> _STATED TASK_
Check each line of the material. Copy those containing "Users".

== PROVIDED INFORMATION

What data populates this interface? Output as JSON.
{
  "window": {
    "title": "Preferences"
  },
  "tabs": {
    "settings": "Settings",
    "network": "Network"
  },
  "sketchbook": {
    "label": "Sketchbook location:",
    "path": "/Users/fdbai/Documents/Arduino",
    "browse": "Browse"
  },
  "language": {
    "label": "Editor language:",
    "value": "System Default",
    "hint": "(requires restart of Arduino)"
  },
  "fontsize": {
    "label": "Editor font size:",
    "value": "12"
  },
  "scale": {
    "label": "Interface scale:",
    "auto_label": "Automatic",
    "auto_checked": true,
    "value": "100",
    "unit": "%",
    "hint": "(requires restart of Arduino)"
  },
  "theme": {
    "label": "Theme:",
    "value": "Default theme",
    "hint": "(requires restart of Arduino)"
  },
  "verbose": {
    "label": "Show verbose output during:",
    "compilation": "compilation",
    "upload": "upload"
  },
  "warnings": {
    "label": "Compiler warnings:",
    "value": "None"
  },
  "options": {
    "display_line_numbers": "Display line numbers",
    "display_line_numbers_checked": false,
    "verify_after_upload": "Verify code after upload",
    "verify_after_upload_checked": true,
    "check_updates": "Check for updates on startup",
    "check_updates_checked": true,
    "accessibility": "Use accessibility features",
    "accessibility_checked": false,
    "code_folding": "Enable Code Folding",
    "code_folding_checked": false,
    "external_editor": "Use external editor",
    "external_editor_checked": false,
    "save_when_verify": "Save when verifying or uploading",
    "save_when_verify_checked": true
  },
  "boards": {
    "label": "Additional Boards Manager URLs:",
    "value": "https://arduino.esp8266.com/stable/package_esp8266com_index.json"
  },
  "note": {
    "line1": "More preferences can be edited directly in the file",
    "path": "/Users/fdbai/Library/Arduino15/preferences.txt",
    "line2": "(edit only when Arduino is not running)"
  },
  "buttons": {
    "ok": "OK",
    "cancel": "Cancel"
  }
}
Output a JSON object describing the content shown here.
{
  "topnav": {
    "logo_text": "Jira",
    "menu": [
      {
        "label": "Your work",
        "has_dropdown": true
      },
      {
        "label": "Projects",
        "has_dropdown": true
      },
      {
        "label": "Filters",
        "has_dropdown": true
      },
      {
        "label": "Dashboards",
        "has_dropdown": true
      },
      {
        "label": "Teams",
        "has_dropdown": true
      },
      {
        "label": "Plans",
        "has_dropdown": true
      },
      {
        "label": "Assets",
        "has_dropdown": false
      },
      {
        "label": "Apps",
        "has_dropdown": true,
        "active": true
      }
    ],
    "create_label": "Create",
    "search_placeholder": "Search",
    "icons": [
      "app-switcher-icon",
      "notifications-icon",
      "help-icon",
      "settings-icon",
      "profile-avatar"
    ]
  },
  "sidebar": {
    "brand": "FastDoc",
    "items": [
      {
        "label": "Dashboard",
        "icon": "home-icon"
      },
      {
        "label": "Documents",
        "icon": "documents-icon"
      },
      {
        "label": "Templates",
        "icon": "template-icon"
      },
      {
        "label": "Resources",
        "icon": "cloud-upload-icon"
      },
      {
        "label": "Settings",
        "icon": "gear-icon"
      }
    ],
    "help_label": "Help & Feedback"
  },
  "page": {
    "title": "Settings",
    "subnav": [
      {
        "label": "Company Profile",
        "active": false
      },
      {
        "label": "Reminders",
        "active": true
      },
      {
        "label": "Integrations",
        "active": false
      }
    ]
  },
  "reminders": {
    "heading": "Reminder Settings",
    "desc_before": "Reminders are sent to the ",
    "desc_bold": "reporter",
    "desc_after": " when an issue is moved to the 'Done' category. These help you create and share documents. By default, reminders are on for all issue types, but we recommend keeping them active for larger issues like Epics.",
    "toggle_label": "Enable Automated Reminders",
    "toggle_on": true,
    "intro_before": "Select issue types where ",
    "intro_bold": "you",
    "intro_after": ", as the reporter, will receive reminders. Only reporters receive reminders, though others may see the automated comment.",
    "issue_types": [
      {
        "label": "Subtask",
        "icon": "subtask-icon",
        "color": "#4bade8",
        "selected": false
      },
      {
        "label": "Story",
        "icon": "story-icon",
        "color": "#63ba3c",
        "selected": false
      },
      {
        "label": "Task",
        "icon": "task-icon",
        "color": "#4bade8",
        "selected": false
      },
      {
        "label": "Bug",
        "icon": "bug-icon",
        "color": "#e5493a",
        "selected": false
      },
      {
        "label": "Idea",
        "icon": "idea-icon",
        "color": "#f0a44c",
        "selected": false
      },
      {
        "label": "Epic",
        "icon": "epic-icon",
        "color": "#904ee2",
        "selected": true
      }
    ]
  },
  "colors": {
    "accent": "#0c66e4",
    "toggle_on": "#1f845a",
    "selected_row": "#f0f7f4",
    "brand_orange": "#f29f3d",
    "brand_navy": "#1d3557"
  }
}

====

> _FULL RESPONSE_
    "path": "/Users/fdbai/Documents/Arduino",
    "path": "/Users/fdbai/Library/Arduino15/preferences.txt",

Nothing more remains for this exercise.